OBJECTIVE » Pull every line containing "ΔΡΑΚΟΠΟΥΛΟΣ" from the entries.

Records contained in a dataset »

** start **

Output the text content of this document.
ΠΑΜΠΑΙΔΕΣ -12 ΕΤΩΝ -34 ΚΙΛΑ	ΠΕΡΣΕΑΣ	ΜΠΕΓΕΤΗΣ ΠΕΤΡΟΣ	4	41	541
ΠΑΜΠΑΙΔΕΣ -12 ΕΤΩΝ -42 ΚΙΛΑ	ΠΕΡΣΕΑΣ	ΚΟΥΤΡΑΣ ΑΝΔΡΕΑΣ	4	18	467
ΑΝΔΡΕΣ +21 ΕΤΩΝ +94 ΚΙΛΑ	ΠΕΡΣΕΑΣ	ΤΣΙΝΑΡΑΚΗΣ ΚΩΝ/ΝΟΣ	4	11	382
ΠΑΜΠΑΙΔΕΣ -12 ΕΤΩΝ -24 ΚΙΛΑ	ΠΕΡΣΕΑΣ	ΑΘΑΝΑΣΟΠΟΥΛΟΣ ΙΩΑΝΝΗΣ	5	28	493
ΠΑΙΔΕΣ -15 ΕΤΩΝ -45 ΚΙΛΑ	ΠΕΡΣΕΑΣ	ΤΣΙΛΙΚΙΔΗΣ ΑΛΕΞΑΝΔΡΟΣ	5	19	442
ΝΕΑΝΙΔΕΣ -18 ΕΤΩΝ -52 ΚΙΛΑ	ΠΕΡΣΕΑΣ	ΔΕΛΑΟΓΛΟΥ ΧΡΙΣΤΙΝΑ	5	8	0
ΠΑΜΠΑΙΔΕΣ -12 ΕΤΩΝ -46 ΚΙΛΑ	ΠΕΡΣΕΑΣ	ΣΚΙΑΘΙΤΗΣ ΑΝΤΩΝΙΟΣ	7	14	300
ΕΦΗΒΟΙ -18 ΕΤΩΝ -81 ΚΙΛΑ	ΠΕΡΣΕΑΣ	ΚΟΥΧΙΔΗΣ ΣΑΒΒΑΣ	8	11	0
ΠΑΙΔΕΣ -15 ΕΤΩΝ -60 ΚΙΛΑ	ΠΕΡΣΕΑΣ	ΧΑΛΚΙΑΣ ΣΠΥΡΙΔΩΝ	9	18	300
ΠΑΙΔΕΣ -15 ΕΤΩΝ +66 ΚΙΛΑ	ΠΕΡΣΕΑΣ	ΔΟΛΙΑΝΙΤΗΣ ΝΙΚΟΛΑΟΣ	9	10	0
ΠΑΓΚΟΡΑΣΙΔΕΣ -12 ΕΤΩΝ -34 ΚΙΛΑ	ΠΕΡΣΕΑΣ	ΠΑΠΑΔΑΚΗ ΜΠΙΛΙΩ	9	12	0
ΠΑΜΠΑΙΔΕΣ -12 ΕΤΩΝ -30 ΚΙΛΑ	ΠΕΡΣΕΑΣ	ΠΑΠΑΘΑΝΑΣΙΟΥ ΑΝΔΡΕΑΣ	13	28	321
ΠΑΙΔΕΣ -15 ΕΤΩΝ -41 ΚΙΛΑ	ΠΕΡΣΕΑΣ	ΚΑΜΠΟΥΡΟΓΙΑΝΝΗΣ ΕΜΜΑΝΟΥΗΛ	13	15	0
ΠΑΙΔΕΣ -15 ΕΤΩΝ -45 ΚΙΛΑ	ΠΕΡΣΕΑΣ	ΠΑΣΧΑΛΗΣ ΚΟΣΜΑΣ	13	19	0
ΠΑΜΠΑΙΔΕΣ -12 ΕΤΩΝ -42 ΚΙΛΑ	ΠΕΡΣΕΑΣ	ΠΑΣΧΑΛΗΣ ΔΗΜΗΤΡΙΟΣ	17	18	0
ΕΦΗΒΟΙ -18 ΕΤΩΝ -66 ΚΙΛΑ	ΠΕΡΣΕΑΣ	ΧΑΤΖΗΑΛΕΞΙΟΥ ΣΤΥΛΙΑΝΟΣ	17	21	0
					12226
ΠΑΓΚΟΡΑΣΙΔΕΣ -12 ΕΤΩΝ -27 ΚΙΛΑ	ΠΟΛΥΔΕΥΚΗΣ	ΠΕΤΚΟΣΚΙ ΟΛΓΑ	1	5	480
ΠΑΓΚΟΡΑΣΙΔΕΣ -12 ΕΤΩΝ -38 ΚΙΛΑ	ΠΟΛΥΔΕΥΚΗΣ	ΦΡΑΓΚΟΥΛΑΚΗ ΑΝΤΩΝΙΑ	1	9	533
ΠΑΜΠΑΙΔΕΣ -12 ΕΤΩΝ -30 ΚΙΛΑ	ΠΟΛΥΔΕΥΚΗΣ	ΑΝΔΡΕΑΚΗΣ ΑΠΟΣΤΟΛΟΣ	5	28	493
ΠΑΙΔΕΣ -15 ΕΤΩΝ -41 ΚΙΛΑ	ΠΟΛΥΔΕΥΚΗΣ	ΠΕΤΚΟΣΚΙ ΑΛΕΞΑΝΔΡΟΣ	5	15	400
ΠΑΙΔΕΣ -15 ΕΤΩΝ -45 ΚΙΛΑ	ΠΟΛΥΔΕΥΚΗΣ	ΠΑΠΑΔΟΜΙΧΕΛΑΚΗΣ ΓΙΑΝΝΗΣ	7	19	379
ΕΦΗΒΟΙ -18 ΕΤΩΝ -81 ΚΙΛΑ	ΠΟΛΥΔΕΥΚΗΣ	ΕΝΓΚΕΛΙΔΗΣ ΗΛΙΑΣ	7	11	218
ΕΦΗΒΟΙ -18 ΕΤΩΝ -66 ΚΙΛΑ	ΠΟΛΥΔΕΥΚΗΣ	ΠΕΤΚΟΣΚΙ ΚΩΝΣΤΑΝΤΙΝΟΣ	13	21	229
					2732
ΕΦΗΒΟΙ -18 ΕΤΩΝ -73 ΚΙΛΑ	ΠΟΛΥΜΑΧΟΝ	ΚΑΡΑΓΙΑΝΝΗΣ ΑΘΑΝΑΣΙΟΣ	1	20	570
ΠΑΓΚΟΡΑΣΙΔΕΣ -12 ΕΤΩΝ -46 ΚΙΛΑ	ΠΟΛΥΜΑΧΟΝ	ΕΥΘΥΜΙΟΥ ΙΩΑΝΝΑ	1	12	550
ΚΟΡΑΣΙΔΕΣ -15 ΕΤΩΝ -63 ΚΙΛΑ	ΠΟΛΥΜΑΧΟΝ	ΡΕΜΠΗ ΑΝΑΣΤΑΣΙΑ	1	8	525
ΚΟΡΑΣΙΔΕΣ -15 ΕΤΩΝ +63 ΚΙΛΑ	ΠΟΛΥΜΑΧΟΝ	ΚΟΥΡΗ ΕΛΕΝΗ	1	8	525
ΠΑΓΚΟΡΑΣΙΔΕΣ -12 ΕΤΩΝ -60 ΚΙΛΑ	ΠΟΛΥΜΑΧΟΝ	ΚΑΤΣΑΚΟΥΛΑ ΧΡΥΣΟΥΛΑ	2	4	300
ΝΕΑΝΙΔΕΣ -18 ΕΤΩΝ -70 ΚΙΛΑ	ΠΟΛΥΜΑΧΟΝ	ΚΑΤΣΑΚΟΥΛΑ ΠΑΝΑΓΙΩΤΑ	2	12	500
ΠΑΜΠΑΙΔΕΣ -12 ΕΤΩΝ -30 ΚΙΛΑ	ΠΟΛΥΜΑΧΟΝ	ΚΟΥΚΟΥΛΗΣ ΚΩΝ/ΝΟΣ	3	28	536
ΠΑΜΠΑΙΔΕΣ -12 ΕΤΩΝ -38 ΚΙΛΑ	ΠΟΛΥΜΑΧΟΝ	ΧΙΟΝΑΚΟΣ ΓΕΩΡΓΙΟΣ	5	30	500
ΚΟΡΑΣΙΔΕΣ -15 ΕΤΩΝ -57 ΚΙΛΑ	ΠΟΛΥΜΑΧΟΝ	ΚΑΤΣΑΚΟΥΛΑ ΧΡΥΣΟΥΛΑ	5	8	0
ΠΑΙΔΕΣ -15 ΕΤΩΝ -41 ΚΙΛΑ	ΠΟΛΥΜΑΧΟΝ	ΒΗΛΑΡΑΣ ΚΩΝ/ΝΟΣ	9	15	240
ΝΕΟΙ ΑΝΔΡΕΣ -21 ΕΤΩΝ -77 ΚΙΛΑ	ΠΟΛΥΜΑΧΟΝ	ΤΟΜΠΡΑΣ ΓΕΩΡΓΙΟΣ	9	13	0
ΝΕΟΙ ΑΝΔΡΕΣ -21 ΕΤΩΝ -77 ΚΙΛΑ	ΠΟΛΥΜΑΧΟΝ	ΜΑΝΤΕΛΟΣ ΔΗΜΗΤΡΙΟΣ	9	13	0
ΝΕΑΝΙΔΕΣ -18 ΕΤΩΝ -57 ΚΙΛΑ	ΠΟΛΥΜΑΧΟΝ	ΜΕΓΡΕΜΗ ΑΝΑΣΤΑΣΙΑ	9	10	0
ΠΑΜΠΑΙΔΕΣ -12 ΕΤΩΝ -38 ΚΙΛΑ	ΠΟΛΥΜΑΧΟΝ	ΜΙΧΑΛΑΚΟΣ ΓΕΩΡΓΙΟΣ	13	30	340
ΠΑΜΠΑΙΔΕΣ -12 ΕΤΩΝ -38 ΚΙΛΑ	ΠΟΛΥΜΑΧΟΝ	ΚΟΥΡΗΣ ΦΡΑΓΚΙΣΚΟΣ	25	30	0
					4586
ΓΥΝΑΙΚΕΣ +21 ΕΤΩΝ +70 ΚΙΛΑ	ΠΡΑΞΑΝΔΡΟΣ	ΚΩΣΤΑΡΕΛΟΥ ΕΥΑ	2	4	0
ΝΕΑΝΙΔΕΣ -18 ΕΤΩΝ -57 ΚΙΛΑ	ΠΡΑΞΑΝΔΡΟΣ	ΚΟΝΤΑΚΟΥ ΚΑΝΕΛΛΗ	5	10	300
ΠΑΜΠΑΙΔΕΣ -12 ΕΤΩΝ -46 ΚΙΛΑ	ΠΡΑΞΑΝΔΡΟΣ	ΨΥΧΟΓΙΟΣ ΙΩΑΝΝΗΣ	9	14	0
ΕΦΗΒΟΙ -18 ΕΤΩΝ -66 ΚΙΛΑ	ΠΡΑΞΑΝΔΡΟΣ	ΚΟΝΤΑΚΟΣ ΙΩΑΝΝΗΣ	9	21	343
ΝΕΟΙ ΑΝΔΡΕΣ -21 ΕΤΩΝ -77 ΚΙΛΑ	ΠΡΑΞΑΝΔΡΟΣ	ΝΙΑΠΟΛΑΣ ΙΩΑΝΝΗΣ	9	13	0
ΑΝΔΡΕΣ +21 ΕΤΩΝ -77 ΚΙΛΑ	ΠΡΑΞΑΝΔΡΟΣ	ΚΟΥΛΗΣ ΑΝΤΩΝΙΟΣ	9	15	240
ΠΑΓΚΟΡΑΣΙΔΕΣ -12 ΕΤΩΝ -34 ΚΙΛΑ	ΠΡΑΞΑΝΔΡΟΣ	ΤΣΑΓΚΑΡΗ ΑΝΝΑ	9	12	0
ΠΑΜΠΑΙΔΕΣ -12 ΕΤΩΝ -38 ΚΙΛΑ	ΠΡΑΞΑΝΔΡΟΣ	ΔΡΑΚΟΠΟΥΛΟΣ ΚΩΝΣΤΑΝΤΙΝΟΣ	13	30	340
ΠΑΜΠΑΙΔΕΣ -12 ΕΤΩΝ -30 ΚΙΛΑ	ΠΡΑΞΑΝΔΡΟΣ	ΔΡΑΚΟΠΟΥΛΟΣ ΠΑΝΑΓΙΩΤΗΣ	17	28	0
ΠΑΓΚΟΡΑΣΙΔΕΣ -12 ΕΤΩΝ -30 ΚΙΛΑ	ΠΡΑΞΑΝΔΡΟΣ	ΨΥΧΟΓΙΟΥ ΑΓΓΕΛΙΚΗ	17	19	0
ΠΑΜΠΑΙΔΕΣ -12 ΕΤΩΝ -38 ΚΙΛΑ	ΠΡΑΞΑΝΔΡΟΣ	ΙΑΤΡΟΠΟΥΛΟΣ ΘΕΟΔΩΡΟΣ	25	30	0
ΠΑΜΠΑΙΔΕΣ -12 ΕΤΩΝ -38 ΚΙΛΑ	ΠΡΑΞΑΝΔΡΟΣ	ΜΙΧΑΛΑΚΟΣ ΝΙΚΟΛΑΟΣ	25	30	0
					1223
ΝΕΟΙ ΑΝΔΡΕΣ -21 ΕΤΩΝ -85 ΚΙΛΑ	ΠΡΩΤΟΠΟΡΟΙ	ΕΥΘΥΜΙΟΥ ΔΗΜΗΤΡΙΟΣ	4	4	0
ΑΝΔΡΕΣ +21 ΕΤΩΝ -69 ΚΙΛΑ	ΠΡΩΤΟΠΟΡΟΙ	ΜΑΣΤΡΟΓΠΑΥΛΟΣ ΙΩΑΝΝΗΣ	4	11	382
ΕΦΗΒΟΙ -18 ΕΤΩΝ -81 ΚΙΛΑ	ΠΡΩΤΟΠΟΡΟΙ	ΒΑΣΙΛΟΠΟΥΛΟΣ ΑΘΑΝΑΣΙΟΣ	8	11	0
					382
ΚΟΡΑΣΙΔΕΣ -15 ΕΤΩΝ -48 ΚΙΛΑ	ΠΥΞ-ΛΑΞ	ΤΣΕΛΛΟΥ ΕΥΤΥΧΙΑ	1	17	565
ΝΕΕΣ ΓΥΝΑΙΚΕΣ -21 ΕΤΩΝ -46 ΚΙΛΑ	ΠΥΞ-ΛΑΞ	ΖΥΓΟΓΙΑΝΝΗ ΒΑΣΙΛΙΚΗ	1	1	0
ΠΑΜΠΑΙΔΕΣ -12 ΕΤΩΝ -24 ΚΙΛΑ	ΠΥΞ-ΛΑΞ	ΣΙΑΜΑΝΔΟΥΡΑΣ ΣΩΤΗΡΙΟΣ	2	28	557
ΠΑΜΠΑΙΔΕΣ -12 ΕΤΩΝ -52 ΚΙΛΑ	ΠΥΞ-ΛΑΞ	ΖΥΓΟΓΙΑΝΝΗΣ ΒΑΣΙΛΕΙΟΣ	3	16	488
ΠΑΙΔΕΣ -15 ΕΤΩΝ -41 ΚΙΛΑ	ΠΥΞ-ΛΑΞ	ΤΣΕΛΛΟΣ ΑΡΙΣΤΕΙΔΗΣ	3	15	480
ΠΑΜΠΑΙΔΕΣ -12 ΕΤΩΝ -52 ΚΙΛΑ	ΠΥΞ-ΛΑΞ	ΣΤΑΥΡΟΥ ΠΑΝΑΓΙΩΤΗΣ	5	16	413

** end **

ANSWER TO THIS TASK »
ΠΑΜΠΑΙΔΕΣ -12 ΕΤΩΝ -38 ΚΙΛΑ	ΠΡΑΞΑΝΔΡΟΣ	ΔΡΑΚΟΠΟΥΛΟΣ ΚΩΝΣΤΑΝΤΙΝΟΣ	13	30	340
ΠΑΜΠΑΙΔΕΣ -12 ΕΤΩΝ -30 ΚΙΛΑ	ΠΡΑΞΑΝΔΡΟΣ	ΔΡΑΚΟΠΟΥΛΟΣ ΠΑΝΑΓΙΩΤΗΣ	17	28	0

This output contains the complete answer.